→ Records shown
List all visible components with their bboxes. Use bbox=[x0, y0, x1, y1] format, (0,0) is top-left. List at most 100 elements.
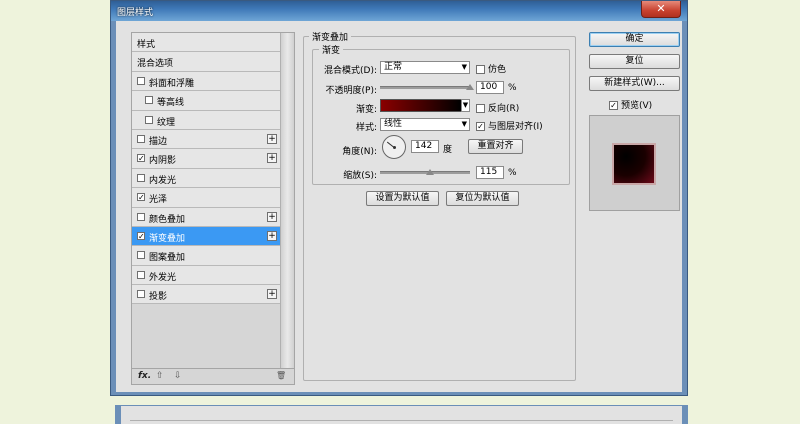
style-item-checkbox[interactable]: ✓ bbox=[137, 154, 145, 163]
scale-unit: % bbox=[508, 168, 517, 178]
add-style-icon[interactable]: + bbox=[267, 133, 277, 144]
style-select[interactable]: 线性 ▼ bbox=[380, 118, 470, 131]
angle-input[interactable]: 142 bbox=[411, 140, 439, 153]
styles-scrollbar[interactable] bbox=[280, 33, 294, 370]
style-item[interactable]: 样式 bbox=[132, 33, 280, 53]
chevron-down-icon: ▼ bbox=[461, 63, 467, 71]
blend-mode-label: 混合模式(D): bbox=[324, 66, 377, 76]
preview-box: ✓ bbox=[609, 101, 618, 110]
style-item[interactable]: ✓ 渐变叠加 + bbox=[132, 226, 280, 247]
style-item-checkbox[interactable] bbox=[145, 96, 153, 105]
reverse-label: 反向(R) bbox=[488, 104, 520, 114]
style-item-label: 投影 bbox=[149, 292, 168, 303]
style-item-label: 颜色叠加 bbox=[149, 214, 186, 225]
style-item-checkbox[interactable] bbox=[137, 134, 145, 143]
align-box: ✓ bbox=[476, 122, 485, 131]
set-default-button[interactable]: 设置为默认值 bbox=[366, 191, 439, 206]
scale-input[interactable]: 115 bbox=[476, 166, 504, 179]
style-item[interactable]: 混合选项 bbox=[132, 52, 280, 72]
style-item-label: 等高线 bbox=[157, 98, 185, 109]
style-item[interactable]: 斜面和浮雕 bbox=[132, 71, 280, 92]
scale-slider-thumb[interactable] bbox=[425, 169, 434, 175]
style-item[interactable]: 内发光 bbox=[132, 168, 280, 189]
reset-default-button[interactable]: 复位为默认值 bbox=[446, 191, 519, 206]
style-item-checkbox[interactable]: ✓ bbox=[137, 231, 145, 240]
style-item[interactable]: ✓ 光泽 bbox=[132, 188, 280, 208]
dither-label: 仿色 bbox=[488, 65, 507, 75]
styles-panel: 样式 混合选项 斜面和浮雕 等高线 纹理 描边 + ✓ 内阴影 + 内发光 ✓ 光泽 颜色叠加 + ✓ 渐变叠加… bbox=[131, 32, 295, 385]
blend-mode-select[interactable]: 正常 ▼ bbox=[380, 61, 470, 74]
gradient-subgroup-title: 渐变 bbox=[319, 43, 344, 56]
opacity-slider-thumb[interactable] bbox=[466, 84, 474, 90]
gradient-overlay-title: 渐变叠加 bbox=[309, 30, 352, 43]
chevron-down-icon: ▼ bbox=[461, 120, 467, 128]
fx-icon[interactable]: fx. bbox=[138, 371, 151, 381]
style-item-label: 图案叠加 bbox=[149, 253, 186, 264]
style-item-label: 内发光 bbox=[149, 175, 177, 186]
reset-alignment-button[interactable]: 重置对齐 bbox=[468, 139, 523, 154]
layer-style-dialog: 图层样式 ✕ 样式 混合选项 斜面和浮雕 等高线 纹理 描边 + ✓ 内阴影 + 内发光 ✓ 光泽 颜色叠… bbox=[110, 0, 688, 396]
style-preview bbox=[589, 115, 680, 211]
style-item[interactable]: 纹理 bbox=[132, 110, 280, 130]
gradient-swatch[interactable] bbox=[380, 99, 462, 112]
style-item-checkbox[interactable] bbox=[137, 76, 145, 85]
move-down-icon[interactable]: ⇩ bbox=[174, 371, 182, 381]
scale-slider[interactable] bbox=[380, 169, 470, 175]
strip-divider bbox=[130, 420, 673, 421]
add-style-icon[interactable]: + bbox=[267, 230, 277, 241]
style-item[interactable]: 投影 + bbox=[132, 285, 280, 305]
ok-button[interactable]: 确定 bbox=[589, 32, 680, 47]
style-item-label: 斜面和浮雕 bbox=[149, 78, 195, 89]
gradient-picker-arrow[interactable]: ▼ bbox=[461, 99, 470, 112]
strip-right-border bbox=[682, 406, 687, 424]
style-item-checkbox[interactable] bbox=[137, 212, 145, 221]
angle-unit: 度 bbox=[443, 145, 453, 155]
style-item-label: 内阴影 bbox=[149, 156, 177, 167]
style-item[interactable]: 外发光 bbox=[132, 265, 280, 286]
reverse-checkbox[interactable]: 反向(R) bbox=[476, 101, 519, 114]
style-item-checkbox[interactable] bbox=[137, 290, 145, 299]
opacity-unit: % bbox=[508, 83, 517, 93]
style-item[interactable]: 图案叠加 bbox=[132, 246, 280, 266]
background-window-edge bbox=[115, 405, 688, 424]
add-style-icon[interactable]: + bbox=[267, 289, 277, 300]
add-style-icon[interactable]: + bbox=[267, 153, 277, 164]
style-item[interactable]: 颜色叠加 + bbox=[132, 207, 280, 227]
dither-checkbox[interactable]: 仿色 bbox=[476, 62, 506, 75]
gradient-label: 渐变: bbox=[355, 105, 377, 115]
scale-label: 缩放(S): bbox=[343, 171, 377, 181]
opacity-input[interactable]: 100 bbox=[476, 81, 504, 94]
add-style-icon[interactable]: + bbox=[267, 211, 277, 222]
styles-footer: fx. ⇧ ⇩ 🗑 bbox=[132, 368, 294, 384]
style-item-label: 描边 bbox=[149, 136, 168, 147]
move-up-icon[interactable]: ⇧ bbox=[156, 371, 164, 381]
preview-label: 预览(V) bbox=[621, 101, 653, 111]
style-item-checkbox[interactable] bbox=[137, 173, 145, 182]
opacity-label: 不透明度(P): bbox=[325, 86, 377, 96]
style-item-checkbox[interactable] bbox=[137, 270, 145, 279]
style-item-checkbox[interactable] bbox=[137, 251, 145, 260]
strip-left-border bbox=[116, 406, 121, 424]
style-item-label: 纹理 bbox=[157, 117, 176, 128]
styles-list: 样式 混合选项 斜面和浮雕 等高线 纹理 描边 + ✓ 内阴影 + 内发光 ✓ 光泽 颜色叠加 + ✓ 渐变叠加… bbox=[132, 33, 280, 305]
preview-checkbox[interactable]: ✓ 预览(V) bbox=[609, 98, 652, 111]
style-item[interactable]: 等高线 bbox=[132, 91, 280, 111]
angle-label: 角度(N): bbox=[342, 147, 377, 157]
style-item-label: 混合选项 bbox=[137, 59, 174, 70]
reset-button[interactable]: 复位 bbox=[589, 54, 680, 69]
style-item-checkbox[interactable] bbox=[145, 115, 153, 124]
title-bar[interactable]: 图层样式 ✕ bbox=[111, 1, 687, 21]
new-style-button[interactable]: 新建样式(W)... bbox=[589, 76, 680, 91]
style-item-label: 光泽 bbox=[149, 195, 168, 206]
style-item-label: 样式 bbox=[137, 40, 156, 50]
trash-icon[interactable]: 🗑 bbox=[276, 371, 286, 380]
preview-swatch bbox=[612, 143, 656, 185]
style-item[interactable]: ✓ 内阴影 + bbox=[132, 149, 280, 169]
angle-dial[interactable] bbox=[382, 135, 406, 159]
style-item-checkbox[interactable]: ✓ bbox=[137, 193, 145, 202]
opacity-slider[interactable] bbox=[380, 84, 474, 90]
style-item[interactable]: 描边 + bbox=[132, 129, 280, 150]
align-with-layer-checkbox[interactable]: ✓ 与图层对齐(I) bbox=[476, 119, 543, 132]
dialog-title: 图层样式 bbox=[117, 8, 154, 18]
close-button[interactable]: ✕ bbox=[641, 1, 681, 18]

→ Problem to work on
Transcribe the lines of the data above, from the line containing "style-item-checkbox[interactable]: ✓ bbox=[137, 154, 145, 163]" through the line containing "191, 519, 206]", including both.

→ Exercise answer
style-item-checkbox[interactable]: ✓ bbox=[137, 154, 145, 163]
scale-unit: % bbox=[508, 168, 517, 178]
add-style-icon[interactable]: + bbox=[267, 133, 277, 144]
style-select[interactable]: 线性 ▼ bbox=[380, 118, 470, 131]
angle-input[interactable]: 142 bbox=[411, 140, 439, 153]
styles-scrollbar[interactable] bbox=[280, 33, 294, 370]
style-item[interactable]: 样式 bbox=[132, 33, 280, 53]
chevron-down-icon: ▼ bbox=[461, 63, 467, 71]
blend-mode-label: 混合模式(D): bbox=[324, 66, 377, 76]
preview-box: ✓ bbox=[609, 101, 618, 110]
style-item[interactable]: ✓ 渐变叠加 + bbox=[132, 226, 280, 247]
style-item-checkbox[interactable] bbox=[145, 96, 153, 105]
reverse-label: 反向(R) bbox=[488, 104, 520, 114]
style-item-label: 投影 bbox=[149, 292, 168, 303]
style-item-label: 颜色叠加 bbox=[149, 214, 186, 225]
style-item-checkbox[interactable] bbox=[137, 134, 145, 143]
align-box: ✓ bbox=[476, 122, 485, 131]
set-default-button[interactable]: 设置为默认值 bbox=[366, 191, 439, 206]
scale-input[interactable]: 115 bbox=[476, 166, 504, 179]
style-item[interactable]: 混合选项 bbox=[132, 52, 280, 72]
style-item-label: 等高线 bbox=[157, 98, 185, 109]
style-item[interactable]: 斜面和浮雕 bbox=[132, 71, 280, 92]
scale-slider-thumb[interactable] bbox=[425, 169, 434, 175]
style-item[interactable]: 内发光 bbox=[132, 168, 280, 189]
reset-default-button[interactable]: 复位为默认值 bbox=[446, 191, 519, 206]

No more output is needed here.